- **TEXTE FOURNI**

··········

74 projets financés dans la région
C’est dans ce contexte que l’Etat a lancé partout en France un appel à projets dans le cadre de la stratégie de lutte contre la pauvreté : 74 projets sont ainsi financés en Occitanie. Face à une crise épidémique et aujourd’hui une crise énergétique qui pèsent lourdement sur les populations les plus précaires, les associations de lutte contre la pauvreté jouent un rôle incontournable pour subvenir aux besoins des trop nombreux foyers en difficulté. Mais n’est-ce pas un cache-misère…? “Nous avons constitué quinze groupes de travail avec des organismes et des associations, ce qui est rare. Sur la Petite enfance, par exemple, piloté par la CAF et les Apprentis d’Auteuil, il s’agit de définir des priorités non encore prises en charge par le droit commun : les 1 000 premiers jours de l’enfant et le rôle des pères ; l’importance de lieux de répit pour les mamans solo…”

··········

- **EXTRAITS DE DONNÉES**

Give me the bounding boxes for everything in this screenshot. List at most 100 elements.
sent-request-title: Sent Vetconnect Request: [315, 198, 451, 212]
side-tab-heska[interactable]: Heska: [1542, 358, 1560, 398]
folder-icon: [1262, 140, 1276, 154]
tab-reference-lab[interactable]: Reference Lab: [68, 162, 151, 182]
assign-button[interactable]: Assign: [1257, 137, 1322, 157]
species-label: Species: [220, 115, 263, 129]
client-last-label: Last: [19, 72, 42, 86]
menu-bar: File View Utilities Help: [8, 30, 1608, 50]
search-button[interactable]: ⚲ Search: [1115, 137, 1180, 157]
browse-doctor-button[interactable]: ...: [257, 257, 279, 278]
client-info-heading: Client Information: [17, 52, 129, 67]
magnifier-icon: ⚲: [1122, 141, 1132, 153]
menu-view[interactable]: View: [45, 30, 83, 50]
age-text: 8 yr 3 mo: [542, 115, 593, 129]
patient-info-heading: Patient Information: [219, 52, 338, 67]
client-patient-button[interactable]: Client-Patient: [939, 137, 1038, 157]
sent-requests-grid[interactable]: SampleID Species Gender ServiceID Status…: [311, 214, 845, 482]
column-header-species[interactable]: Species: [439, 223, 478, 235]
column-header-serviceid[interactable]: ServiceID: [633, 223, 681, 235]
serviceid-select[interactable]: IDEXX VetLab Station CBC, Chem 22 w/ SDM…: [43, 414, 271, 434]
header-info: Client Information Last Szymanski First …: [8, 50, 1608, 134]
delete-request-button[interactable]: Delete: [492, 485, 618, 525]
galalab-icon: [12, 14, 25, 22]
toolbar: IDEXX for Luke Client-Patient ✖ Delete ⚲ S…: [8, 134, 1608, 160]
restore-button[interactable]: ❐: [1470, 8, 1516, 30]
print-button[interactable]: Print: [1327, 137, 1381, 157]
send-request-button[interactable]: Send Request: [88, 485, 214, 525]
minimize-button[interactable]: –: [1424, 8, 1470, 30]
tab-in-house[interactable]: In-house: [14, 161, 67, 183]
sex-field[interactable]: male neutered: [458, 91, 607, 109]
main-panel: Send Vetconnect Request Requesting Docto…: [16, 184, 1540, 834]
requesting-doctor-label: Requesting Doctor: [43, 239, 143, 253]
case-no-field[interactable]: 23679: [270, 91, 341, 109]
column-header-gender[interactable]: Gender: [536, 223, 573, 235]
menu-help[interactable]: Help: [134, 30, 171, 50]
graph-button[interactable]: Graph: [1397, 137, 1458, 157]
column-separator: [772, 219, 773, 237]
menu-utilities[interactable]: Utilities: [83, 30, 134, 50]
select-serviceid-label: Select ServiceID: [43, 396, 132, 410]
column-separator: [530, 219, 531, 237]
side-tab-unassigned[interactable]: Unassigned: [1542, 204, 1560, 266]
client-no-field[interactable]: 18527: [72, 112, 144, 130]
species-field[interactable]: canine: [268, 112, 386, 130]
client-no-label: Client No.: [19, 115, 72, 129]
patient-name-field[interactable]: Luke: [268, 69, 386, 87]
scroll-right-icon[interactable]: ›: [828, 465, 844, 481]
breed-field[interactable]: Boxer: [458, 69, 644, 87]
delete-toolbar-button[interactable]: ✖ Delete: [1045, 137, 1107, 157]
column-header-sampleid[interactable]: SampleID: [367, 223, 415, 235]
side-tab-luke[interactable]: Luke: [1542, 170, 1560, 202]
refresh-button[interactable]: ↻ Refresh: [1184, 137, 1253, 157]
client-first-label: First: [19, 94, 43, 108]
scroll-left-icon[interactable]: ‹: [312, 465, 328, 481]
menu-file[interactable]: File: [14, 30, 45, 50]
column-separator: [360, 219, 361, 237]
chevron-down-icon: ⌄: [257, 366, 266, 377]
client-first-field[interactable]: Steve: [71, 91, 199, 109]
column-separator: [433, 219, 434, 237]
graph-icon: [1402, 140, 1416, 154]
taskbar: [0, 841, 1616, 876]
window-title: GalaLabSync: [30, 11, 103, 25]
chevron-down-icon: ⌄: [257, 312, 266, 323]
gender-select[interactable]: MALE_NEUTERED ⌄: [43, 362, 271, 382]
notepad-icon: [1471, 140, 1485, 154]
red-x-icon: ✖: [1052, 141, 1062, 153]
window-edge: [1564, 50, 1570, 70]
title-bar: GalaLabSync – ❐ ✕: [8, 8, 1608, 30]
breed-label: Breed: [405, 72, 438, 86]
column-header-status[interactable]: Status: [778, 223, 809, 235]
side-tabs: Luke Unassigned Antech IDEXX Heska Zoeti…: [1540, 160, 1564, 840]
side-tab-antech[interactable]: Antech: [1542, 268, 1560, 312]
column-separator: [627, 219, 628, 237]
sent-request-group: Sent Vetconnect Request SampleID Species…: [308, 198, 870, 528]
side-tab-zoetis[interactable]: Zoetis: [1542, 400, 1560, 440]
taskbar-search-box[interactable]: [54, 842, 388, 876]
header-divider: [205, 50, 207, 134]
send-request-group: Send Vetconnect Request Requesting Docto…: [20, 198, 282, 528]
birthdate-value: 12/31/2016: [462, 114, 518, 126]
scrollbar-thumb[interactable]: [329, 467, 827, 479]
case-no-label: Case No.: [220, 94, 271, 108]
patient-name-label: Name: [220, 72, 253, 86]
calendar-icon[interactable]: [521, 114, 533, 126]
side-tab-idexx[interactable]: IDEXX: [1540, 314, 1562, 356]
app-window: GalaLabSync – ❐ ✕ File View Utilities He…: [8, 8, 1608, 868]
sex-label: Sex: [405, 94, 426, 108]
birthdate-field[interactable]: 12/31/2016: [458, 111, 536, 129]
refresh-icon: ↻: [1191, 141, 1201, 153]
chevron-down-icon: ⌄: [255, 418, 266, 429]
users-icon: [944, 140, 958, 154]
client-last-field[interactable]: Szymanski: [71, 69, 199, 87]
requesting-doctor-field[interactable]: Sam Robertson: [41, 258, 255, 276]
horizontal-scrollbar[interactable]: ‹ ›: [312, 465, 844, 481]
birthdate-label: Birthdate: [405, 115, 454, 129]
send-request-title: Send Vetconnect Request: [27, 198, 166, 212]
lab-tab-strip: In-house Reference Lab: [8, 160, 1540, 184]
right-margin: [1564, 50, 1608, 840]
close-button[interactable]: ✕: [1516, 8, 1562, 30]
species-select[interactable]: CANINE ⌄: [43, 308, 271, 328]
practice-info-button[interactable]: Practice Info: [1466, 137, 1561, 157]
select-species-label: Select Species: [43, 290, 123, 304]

··········

- **CONSIGNE 1**
Quelles priorités le texte sur la lutte contre la pauvreté mentionne-t-il pour le groupe de travail sur la Petite enfance ?
- **CONSIGNE 2**
D'après le texte sur la lutte contre la pauvreté, combien de groupes de travail ont été constitués avec des organismes et des associations ?
Les items ne jouent aucun rôle ici.

- **RÉPONSE RÉDIGÉE 1**
- Les 1 000 premiers jours de l'enfant
- Le rôle des pères
- L'importance de lieux de répit pour les mamans solo

- **RÉPONSE RÉDIGÉE 2**
Quinze groupes de travail.